--- start of STORED ROWS ---

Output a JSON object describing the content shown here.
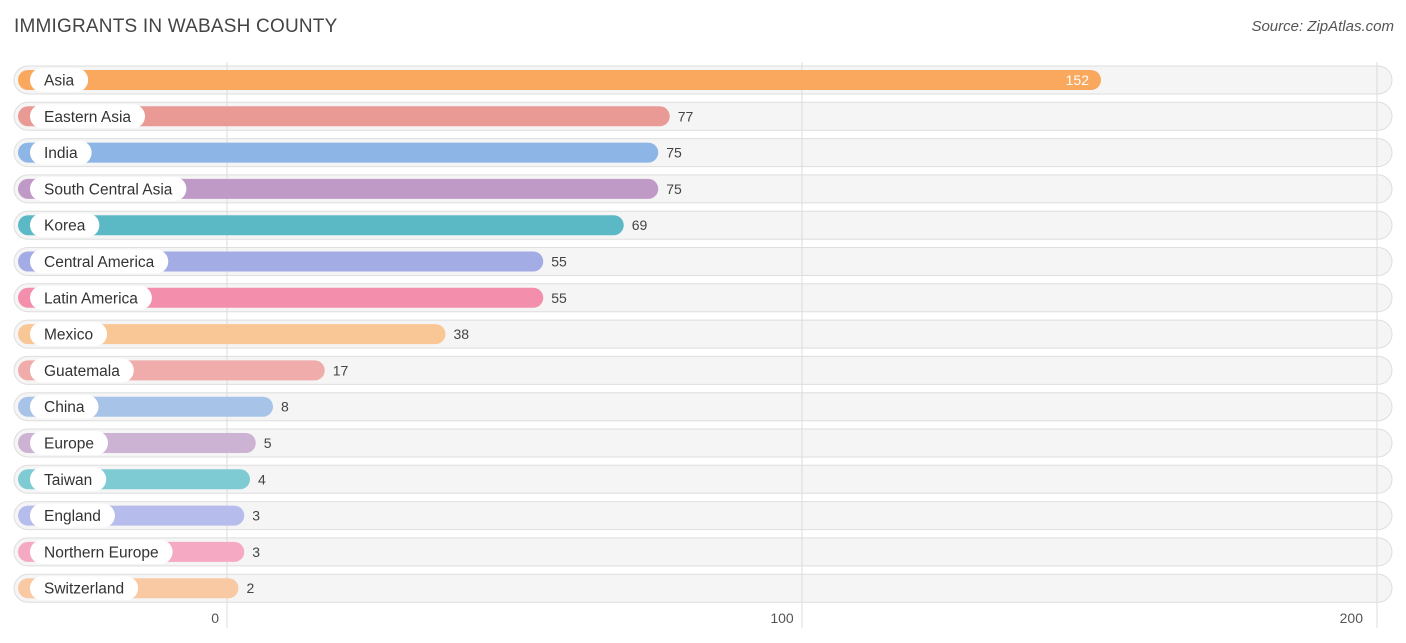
{
  "chart_data": {
    "type": "bar",
    "orientation": "horizontal",
    "title": "IMMIGRANTS IN WABASH COUNTY",
    "source": "Source: ZipAtlas.com",
    "categories": [
      "Asia",
      "Eastern Asia",
      "India",
      "South Central Asia",
      "Korea",
      "Central America",
      "Latin America",
      "Mexico",
      "Guatemala",
      "China",
      "Europe",
      "Taiwan",
      "England",
      "Northern Europe",
      "Switzerland"
    ],
    "values": [
      152,
      77,
      75,
      75,
      69,
      55,
      55,
      38,
      17,
      8,
      5,
      4,
      3,
      3,
      2
    ],
    "value_labels": [
      "152",
      "77",
      "75",
      "75",
      "69",
      "55",
      "55",
      "38",
      "17",
      "8",
      "5",
      "4",
      "3",
      "3",
      "2"
    ],
    "colors": [
      "#f9a85d",
      "#e99a94",
      "#8db5e5",
      "#c09ac6",
      "#5bb9c6",
      "#a4ace6",
      "#f38ead",
      "#f9c796",
      "#efacaa",
      "#a8c3e8",
      "#cdb3d3",
      "#7ecbd3",
      "#b6bdec",
      "#f5a9c3",
      "#f9c9a3"
    ],
    "xlim": [
      0,
      200
    ],
    "xticks": [
      0,
      100,
      200
    ],
    "xtick_labels": [
      "0",
      "100",
      "200"
    ],
    "grid": true
  }
}
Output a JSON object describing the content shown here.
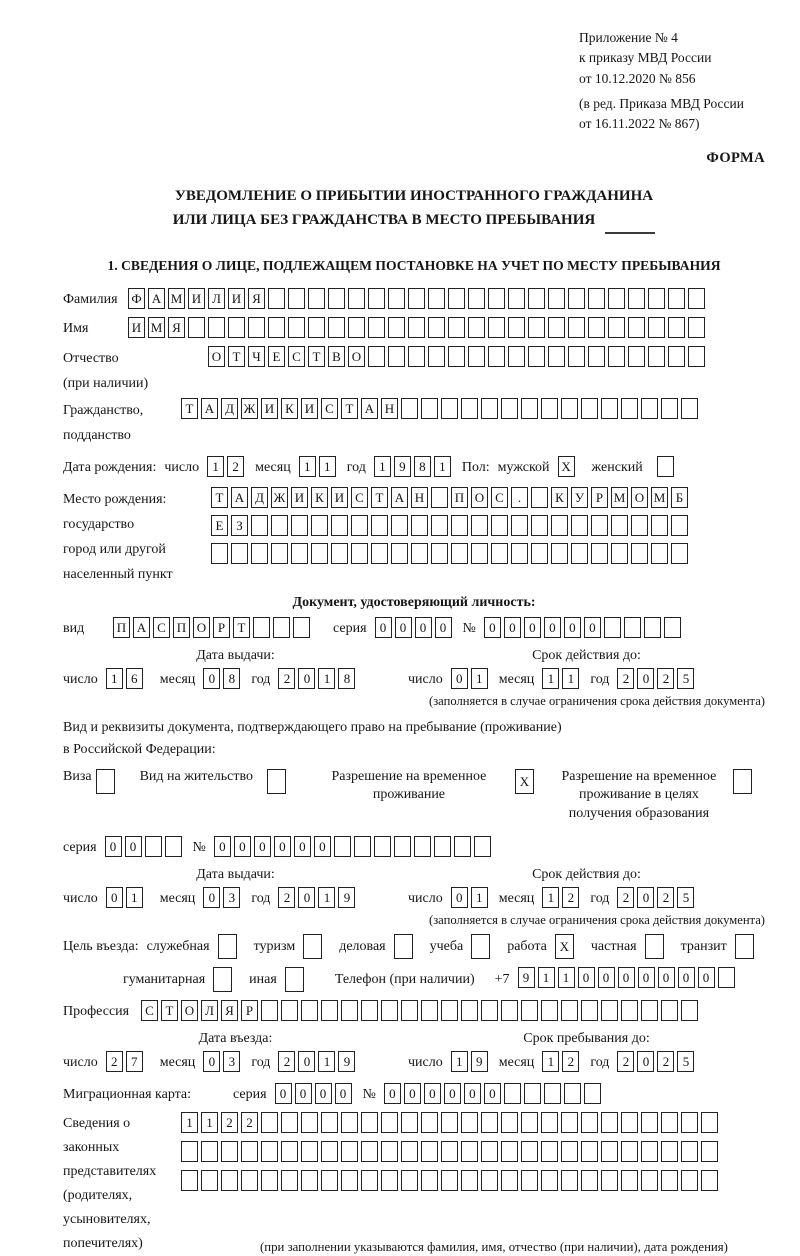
{
  "doc": {
    "annex": [
      "Приложение № 4",
      "к приказу МВД России",
      "от 10.12.2020 № 856"
    ],
    "annex_note": [
      "(в ред. Приказа МВД России",
      "от 16.11.2022 № 867)"
    ],
    "forma": "ФОРМА",
    "title1": "УВЕДОМЛЕНИЕ О ПРИБЫТИИ ИНОСТРАННОГО ГРАЖДАНИНА",
    "title2": "ИЛИ ЛИЦА БЕЗ ГРАЖДАНСТВА В МЕСТО ПРЕБЫВАНИЯ",
    "section1_title": "1. СВЕДЕНИЯ О ЛИЦЕ, ПОДЛЕЖАЩЕМ ПОСТАНОВКЕ НА УЧЕТ ПО МЕСТУ ПРЕБЫВАНИЯ"
  },
  "person": {
    "surname": {
      "label": "Фамилия",
      "boxes": {
        "value": "ФАМИЛИЯ",
        "count": 29
      }
    },
    "name": {
      "label": "Имя",
      "boxes": {
        "value": "ИМЯ",
        "count": 29
      }
    },
    "patronymic": {
      "label1": "Отчество",
      "label2": "(при наличии)",
      "boxes": {
        "value": "ОТЧЕСТВО",
        "count": 25
      }
    },
    "citizenship": {
      "label1": "Гражданство,",
      "label2": "подданство",
      "boxes": {
        "value": "ТАДЖИКИСТАН",
        "count": 26
      }
    },
    "birth": {
      "label": "Дата рождения:",
      "day_label": "число",
      "day": {
        "value": "12",
        "count": 2
      },
      "month_label": "месяц",
      "month": {
        "value": "11",
        "count": 2
      },
      "year_label": "год",
      "year": {
        "value": "1981",
        "count": 4
      },
      "sex_label": "Пол:",
      "male_label": "мужской",
      "male": {
        "value": "X",
        "count": 1
      },
      "female_label": "женский",
      "female": {
        "value": "",
        "count": 1
      }
    },
    "birthplace": {
      "label1": "Место рождения:",
      "label2": "государство",
      "label3": "город или другой",
      "label4": "населенный пункт",
      "row1": {
        "value": "ТАДЖИКИСТАН ПОС. КУРМОМБ",
        "count": 24
      },
      "row2": {
        "value": "ЕЗ",
        "count": 24
      },
      "row3": {
        "value": "",
        "count": 24
      }
    }
  },
  "identity_doc": {
    "heading": "Документ, удостоверяющий личность:",
    "kind_label": "вид",
    "kind": {
      "value": "ПАСПОРТ",
      "count": 10
    },
    "series_label": "серия",
    "series": {
      "value": "0000",
      "count": 4
    },
    "number_label": "№",
    "number": {
      "value": "000000",
      "count": 10
    },
    "issue": {
      "heading": "Дата выдачи:",
      "day_label": "число",
      "day": {
        "value": "16",
        "count": 2
      },
      "month_label": "месяц",
      "month": {
        "value": "08",
        "count": 2
      },
      "year_label": "год",
      "year": {
        "value": "2018",
        "count": 4
      }
    },
    "valid": {
      "heading": "Срок действия до:",
      "day_label": "число",
      "day": {
        "value": "01",
        "count": 2
      },
      "month_label": "месяц",
      "month": {
        "value": "11",
        "count": 2
      },
      "year_label": "год",
      "year": {
        "value": "2025",
        "count": 4
      }
    },
    "valid_note": "(заполняется в случае ограничения срока действия документа)"
  },
  "residence_doc": {
    "intro1": "Вид и реквизиты документа, подтверждающего право на пребывание (проживание)",
    "intro2": "в Российской Федерации:",
    "options": [
      {
        "label": "Виза",
        "box": {
          "value": "",
          "count": 1
        }
      },
      {
        "label": "Вид на жительство",
        "box": {
          "value": "",
          "count": 1
        }
      },
      {
        "label": "Разрешение на временное проживание",
        "box": {
          "value": "X",
          "count": 1
        }
      },
      {
        "label": "Разрешение на временное проживание в целях получения образования",
        "box": {
          "value": "",
          "count": 1
        }
      }
    ],
    "series_label": "серия",
    "series": {
      "value": "00",
      "count": 4
    },
    "number_label": "№",
    "number": {
      "value": "000000",
      "count": 14
    },
    "issue": {
      "heading": "Дата выдачи:",
      "day_label": "число",
      "day": {
        "value": "01",
        "count": 2
      },
      "month_label": "месяц",
      "month": {
        "value": "03",
        "count": 2
      },
      "year_label": "год",
      "year": {
        "value": "2019",
        "count": 4
      }
    },
    "valid": {
      "heading": "Срок действия до:",
      "day_label": "число",
      "day": {
        "value": "01",
        "count": 2
      },
      "month_label": "месяц",
      "month": {
        "value": "12",
        "count": 2
      },
      "year_label": "год",
      "year": {
        "value": "2025",
        "count": 4
      }
    },
    "valid_note": "(заполняется в случае ограничения срока действия документа)"
  },
  "visit": {
    "purpose_label": "Цель въезда:",
    "purposes": [
      {
        "label": "служебная",
        "box": {
          "value": "",
          "count": 1
        }
      },
      {
        "label": "туризм",
        "box": {
          "value": "",
          "count": 1
        }
      },
      {
        "label": "деловая",
        "box": {
          "value": "",
          "count": 1
        }
      },
      {
        "label": "учеба",
        "box": {
          "value": "",
          "count": 1
        }
      },
      {
        "label": "работа",
        "box": {
          "value": "X",
          "count": 1
        }
      },
      {
        "label": "частная",
        "box": {
          "value": "",
          "count": 1
        }
      },
      {
        "label": "транзит",
        "box": {
          "value": "",
          "count": 1
        }
      },
      {
        "label": "гуманитарная",
        "box": {
          "value": "",
          "count": 1
        }
      },
      {
        "label": "иная",
        "box": {
          "value": "",
          "count": 1
        }
      }
    ],
    "phone_label": "Телефон (при наличии)",
    "phone_prefix": "+7",
    "phone": {
      "value": "9110000000",
      "count": 11
    },
    "profession_label": "Профессия",
    "profession": {
      "value": "СТОЛЯР",
      "count": 28
    },
    "entry": {
      "heading": "Дата въезда:",
      "day_label": "число",
      "day": {
        "value": "27",
        "count": 2
      },
      "month_label": "месяц",
      "month": {
        "value": "03",
        "count": 2
      },
      "year_label": "год",
      "year": {
        "value": "2019",
        "count": 4
      }
    },
    "stay": {
      "heading": "Срок пребывания до:",
      "day_label": "число",
      "day": {
        "value": "19",
        "count": 2
      },
      "month_label": "месяц",
      "month": {
        "value": "12",
        "count": 2
      },
      "year_label": "год",
      "year": {
        "value": "2025",
        "count": 4
      }
    }
  },
  "migration_card": {
    "label": "Миграционная карта:",
    "series_label": "серия",
    "series": {
      "value": "0000",
      "count": 4
    },
    "number_label": "№",
    "number": {
      "value": "000000",
      "count": 11
    }
  },
  "representatives": {
    "label1": "Сведения о",
    "label2": "законных",
    "label3": "представителях",
    "label4": "(родителях,",
    "label5": "усыновителях,",
    "label6": "попечителях)",
    "row1": {
      "value": "1122",
      "count": 27
    },
    "row2": {
      "value": "",
      "count": 27
    },
    "row3": {
      "value": "",
      "count": 27
    },
    "note": "(при заполнении указываются фамилия, имя, отчество (при наличии), дата рождения)"
  }
}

--- end of STORED ROWS ---

▶ [WORK INSTRUCTIONS]: Take each line containing the string "рождения" and copy it out.

▶ [RESULT FOR THIS EXERCISE]:
      "label": "Дата рождения:",
      "label1": "Место рождения:",
    "note": "(при заполнении указываются фамилия, имя, отчество (при наличии), дата рождения)"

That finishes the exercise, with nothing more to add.